> _YOUR INSTRUCTIONS_:
Convert all of the items below into a two-column CSV with the columns "description" and "locations", one row per item. Put each item's text in "description" and its answer in "locations", enclose every field in double quotes, and replace each line break with a space.

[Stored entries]
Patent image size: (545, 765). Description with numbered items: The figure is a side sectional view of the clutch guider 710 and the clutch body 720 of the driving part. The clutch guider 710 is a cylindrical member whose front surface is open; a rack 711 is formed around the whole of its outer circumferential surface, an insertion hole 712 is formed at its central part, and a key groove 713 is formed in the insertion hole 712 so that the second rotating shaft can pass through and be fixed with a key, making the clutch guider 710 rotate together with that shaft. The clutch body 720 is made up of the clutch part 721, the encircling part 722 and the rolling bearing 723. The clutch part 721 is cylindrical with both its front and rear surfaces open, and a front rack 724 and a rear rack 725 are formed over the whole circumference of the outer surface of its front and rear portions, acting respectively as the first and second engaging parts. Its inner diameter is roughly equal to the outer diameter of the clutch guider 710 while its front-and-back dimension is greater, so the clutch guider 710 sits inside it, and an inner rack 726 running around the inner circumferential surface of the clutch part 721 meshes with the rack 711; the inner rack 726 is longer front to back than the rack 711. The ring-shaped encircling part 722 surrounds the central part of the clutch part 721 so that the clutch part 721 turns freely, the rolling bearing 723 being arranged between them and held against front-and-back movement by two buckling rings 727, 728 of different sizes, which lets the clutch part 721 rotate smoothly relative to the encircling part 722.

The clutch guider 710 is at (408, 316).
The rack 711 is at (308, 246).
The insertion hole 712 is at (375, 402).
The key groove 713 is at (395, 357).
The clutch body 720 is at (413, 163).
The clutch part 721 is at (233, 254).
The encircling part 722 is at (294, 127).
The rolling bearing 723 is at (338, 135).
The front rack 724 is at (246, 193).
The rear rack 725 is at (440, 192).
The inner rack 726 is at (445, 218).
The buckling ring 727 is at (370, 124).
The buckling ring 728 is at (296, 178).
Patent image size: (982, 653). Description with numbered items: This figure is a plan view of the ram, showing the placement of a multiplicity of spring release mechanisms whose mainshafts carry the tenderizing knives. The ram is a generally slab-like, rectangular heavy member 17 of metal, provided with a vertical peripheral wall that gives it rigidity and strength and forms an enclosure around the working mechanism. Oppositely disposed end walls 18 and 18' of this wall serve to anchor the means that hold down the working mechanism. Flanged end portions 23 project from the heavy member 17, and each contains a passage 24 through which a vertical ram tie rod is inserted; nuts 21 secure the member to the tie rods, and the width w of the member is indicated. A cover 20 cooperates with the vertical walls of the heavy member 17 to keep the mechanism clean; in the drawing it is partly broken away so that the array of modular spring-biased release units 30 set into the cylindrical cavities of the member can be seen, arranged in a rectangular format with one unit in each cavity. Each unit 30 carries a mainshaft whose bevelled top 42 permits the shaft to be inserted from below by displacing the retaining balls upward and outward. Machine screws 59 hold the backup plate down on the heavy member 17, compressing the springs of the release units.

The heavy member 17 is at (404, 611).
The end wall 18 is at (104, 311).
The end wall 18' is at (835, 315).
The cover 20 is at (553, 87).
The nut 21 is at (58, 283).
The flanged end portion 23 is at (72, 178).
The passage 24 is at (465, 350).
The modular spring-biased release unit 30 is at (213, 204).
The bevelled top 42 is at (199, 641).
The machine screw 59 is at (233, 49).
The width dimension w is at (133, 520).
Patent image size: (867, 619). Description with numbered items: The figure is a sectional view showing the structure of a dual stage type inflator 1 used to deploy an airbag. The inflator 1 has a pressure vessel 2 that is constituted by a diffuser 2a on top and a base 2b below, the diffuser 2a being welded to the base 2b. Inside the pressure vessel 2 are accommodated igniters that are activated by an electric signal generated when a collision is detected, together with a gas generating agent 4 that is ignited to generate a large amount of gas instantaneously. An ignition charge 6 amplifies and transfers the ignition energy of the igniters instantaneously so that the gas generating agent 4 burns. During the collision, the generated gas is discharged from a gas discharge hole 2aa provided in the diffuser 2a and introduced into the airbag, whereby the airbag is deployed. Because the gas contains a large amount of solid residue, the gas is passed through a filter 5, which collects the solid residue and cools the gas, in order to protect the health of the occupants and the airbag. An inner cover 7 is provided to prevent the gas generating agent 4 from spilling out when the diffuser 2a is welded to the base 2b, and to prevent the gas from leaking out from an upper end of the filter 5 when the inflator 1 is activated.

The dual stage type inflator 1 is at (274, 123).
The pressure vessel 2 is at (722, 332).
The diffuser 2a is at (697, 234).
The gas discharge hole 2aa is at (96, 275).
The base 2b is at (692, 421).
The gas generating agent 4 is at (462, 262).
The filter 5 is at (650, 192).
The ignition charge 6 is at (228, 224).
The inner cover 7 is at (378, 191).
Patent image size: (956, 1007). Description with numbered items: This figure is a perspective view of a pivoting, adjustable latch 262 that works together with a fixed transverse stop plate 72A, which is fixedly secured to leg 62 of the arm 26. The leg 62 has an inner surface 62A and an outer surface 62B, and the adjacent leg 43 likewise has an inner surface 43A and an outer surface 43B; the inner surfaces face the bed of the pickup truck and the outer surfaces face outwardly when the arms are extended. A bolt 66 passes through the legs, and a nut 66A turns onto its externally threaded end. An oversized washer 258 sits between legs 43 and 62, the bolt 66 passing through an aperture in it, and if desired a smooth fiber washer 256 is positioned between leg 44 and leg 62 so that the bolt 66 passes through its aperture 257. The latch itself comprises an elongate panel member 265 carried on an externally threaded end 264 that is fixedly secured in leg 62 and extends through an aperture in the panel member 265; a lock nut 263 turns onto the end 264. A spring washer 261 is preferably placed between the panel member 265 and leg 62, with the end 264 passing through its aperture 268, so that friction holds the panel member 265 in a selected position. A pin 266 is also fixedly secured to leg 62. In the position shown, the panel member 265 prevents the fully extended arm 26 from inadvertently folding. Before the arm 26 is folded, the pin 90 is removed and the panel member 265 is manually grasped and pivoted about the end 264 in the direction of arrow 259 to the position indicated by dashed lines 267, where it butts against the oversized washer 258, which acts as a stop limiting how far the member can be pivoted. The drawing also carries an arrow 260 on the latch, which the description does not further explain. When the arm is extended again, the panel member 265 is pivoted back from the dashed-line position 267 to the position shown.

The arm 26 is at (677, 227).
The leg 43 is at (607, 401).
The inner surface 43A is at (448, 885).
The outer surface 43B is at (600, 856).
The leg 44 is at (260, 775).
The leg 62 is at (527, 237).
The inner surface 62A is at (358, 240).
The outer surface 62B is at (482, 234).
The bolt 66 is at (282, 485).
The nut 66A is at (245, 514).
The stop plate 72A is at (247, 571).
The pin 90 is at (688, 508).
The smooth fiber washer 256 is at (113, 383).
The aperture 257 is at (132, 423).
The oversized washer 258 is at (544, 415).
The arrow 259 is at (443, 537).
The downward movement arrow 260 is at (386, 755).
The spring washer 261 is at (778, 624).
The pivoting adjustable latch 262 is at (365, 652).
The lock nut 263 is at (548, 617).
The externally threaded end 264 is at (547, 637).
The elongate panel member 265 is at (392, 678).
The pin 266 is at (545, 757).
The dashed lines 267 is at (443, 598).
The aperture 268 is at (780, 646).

> _WRITTEN SOLUTION_:
description,locations
"Patent image size: (545, 765). Description with numbered items: The figure is a side sectional view of the clutch guider 710 and the clutch body 720 of the driving part. The clutch guider 710 is a cylindrical member whose front surface is open; a rack 711 is formed around the whole of its outer circumferential surface, an insertion hole 712 is formed at its central part, and a key groove 713 is formed in the insertion hole 712 so that the second rotating shaft can pass through and be fixed with a key, making the clutch guider 710 rotate together with that shaft. The clutch body 720 is made up of the clutch part 721, the encircling part 722 and the rolling bearing 723. The clutch part 721 is cylindrical with both its front and rear surfaces open, and a front rack 724 and a rear rack 725 are formed over the whole circumference of the outer surface of its front and rear portions, acting respectively as the first and second engaging parts. Its inner diameter is roughly equal to the outer diameter of the clutch guider 710 while its front-and-back dimension is greater, so the clutch guider 710 sits inside it, and an inner rack 726 running around the inner circumferential surface of the clutch part 721 meshes with the rack 711; the inner rack 726 is longer front to back than the rack 711. The ring-shaped encircling part 722 surrounds the central part of the clutch part 721 so that the clutch part 721 turns freely, the rolling bearing 723 being arranged between them and held against front-and-back movement by two buckling rings 727, 728 of different sizes, which lets the clutch part 721 rotate smoothly relative to the encircling part 722.","The clutch guider 710 is at (408, 316). The rack 711 is at (308, 246). The insertion hole 712 is at (375, 402). The key groove 713 is at (395, 357). The clutch body 720 is at (413, 163). The clutch part 721 is at (233, 254). The encircling part 722 is at (294, 127). The rolling bearing 723 is at (338, 135). The front rack 724 is at (246, 193). The rear rack 725 is at (440, 192). The inner rack 726 is at (445, 218). The buckling ring 727 is at (370, 124). The buckling ring 728 is at (296, 178)."
"Patent image size: (982, 653). Description with numbered items: This figure is a plan view of the ram, showing the placement of a multiplicity of spring release mechanisms whose mainshafts carry the tenderizing knives. The ram is a generally slab-like, rectangular heavy member 17 of metal, provided with a vertical peripheral wall that gives it rigidity and strength and forms an enclosure around the working mechanism. Oppositely disposed end walls 18 and 18' of this wall serve to anchor the means that hold down the working mechanism. Flanged end portions 23 project from the heavy member 17, and each contains a passage 24 through which a vertical ram tie rod is inserted; nuts 21 secure the member to the tie rods, and the width w of the member is indicated. A cover 20 cooperates with the vertical walls of the heavy member 17 to keep the mechanism clean; in the drawing it is partly broken away so that the array of modular spring-biased release units 30 set into the cylindrical cavities of the member can be seen, arranged in a rectangular format with one unit in each cavity. Each unit 30 carries a mainshaft whose bevelled top 42 permits the shaft to be inserted from below by displacing the retaining balls upward and outward. Machine screws 59 hold the backup plate down on the heavy member 17, compressing the springs of the release units.","The heavy member 17 is at (404, 611). The end wall 18 is at (104, 311). The end wall 18' is at (835, 315). The cover 20 is at (553, 87). The nut 21 is at (58, 283). The flanged end portion 23 is at (72, 178). The passage 24 is at (465, 350). The modular spring-biased release unit 30 is at (213, 204). The bevelled top 42 is at (199, 641). The machine screw 59 is at (233, 49). The width dimension w is at (133, 520)."
"Patent image size: (867, 619). Description with numbered items: The figure is a sectional view showing the structure of a dual stage type inflator 1 used to deploy an airbag. The inflator 1 has a pressure vessel 2 that is constituted by a diffuser 2a on top and a base 2b below, the diffuser 2a being welded to the base 2b. Inside the pressure vessel 2 are accommodated igniters that are activated by an electric signal generated when a collision is detected, together with a gas generating agent 4 that is ignited to generate a large amount of gas instantaneously. An ignition charge 6 amplifies and transfers the ignition energy of the igniters instantaneously so that the gas generating agent 4 burns. During the collision, the generated gas is discharged from a gas discharge hole 2aa provided in the diffuser 2a and introduced into the airbag, whereby the airbag is deployed. Because the gas contains a large amount of solid residue, the gas is passed through a filter 5, which collects the solid residue and cools the gas, in order to protect the health of the occupants and the airbag. An inner cover 7 is provided to prevent the gas generating agent 4 from spilling out when the diffuser 2a is welded to the base 2b, and to prevent the gas from leaking out from an upper end of the filter 5 when the inflator 1 is activated.","The dual stage type inflator 1 is at (274, 123). The pressure vessel 2 is at (722, 332). The diffuser 2a is at (697, 234). The gas discharge hole 2aa is at (96, 275). The base 2b is at (692, 421). The gas generating agent 4 is at (462, 262). The filter 5 is at (650, 192). The ignition charge 6 is at (228, 224). The inner cover 7 is at (378, 191)."
"Patent image size: (956, 1007). Description with numbered items: This figure is a perspective view of a pivoting, adjustable latch 262 that works together with a fixed transverse stop plate 72A, which is fixedly secured to leg 62 of the arm 26. The leg 62 has an inner surface 62A and an outer surface 62B, and the adjacent leg 43 likewise has an inner surface 43A and an outer surface 43B; the inner surfaces face the bed of the pickup truck and the outer surfaces face outwardly when the arms are extended. A bolt 66 passes through the legs, and a nut 66A turns onto its externally threaded end. An oversized washer 258 sits between legs 43 and 62, the bolt 66 passing through an aperture in it, and if desired a smooth fiber washer 256 is positioned between leg 44 and leg 62 so that the bolt 66 passes through its aperture 257. The latch itself comprises an elongate panel member 265 carried on an externally threaded end 264 that is fixedly secured in leg 62 and extends through an aperture in the panel member 265; a lock nut 263 turns onto the end 264. A spring washer 261 is preferably placed between the panel member 265 and leg 62, with the end 264 passing through its aperture 268, so that friction holds the panel member 265 in a selected position. A pin 266 is also fixedly secured to leg 62. In the position shown, the panel member 265 prevents the fully extended arm 26 from inadvertently folding. Before the arm 26 is folded, the pin 90 is removed and the panel member 265 is manually grasped and pivoted about the end 264 in the direction of arrow 259 to the position indicated by dashed lines 267, where it butts against the oversized washer 258, which acts as a stop limiting how far the member can be pivoted. The drawing also carries an arrow 260 on the latch, which the description does not further explain. When the arm is extended again, the panel member 265 is pivoted back from the dashed-line position 267 to the position shown.","The arm 26 is at (677, 227). The leg 43 is at (607, 401). The inner surface 43A is at (448, 885). The outer surface 43B is at (600, 856). The leg 44 is at (260, 775). The leg 62 is at (527, 237). The inner surface 62A is at (358, 240). The outer surface 62B is at (482, 234). The bolt 66 is at (282, 485). The nut 66A is at (245, 514). The stop plate 72A is at (247, 571). The pin 90 is at (688, 508). The smooth fiber washer 256 is at (113, 383). The aperture 257 is at (132, 423). The oversized washer 258 is at (544, 415). The arrow 259 is at (443, 537). The downward movement arrow 260 is at (386, 755). The spring washer 261 is at (778, 624). The pivoting adjustable latch 262 is at (365, 652). The lock nut 263 is at (548, 617). The externally threaded end 264 is at (547, 637). The elongate panel member 265 is at (392, 678). The pin 266 is at (545, 757). The dashed lines 267 is at (443, 598). The aperture 268 is at (780, 646)."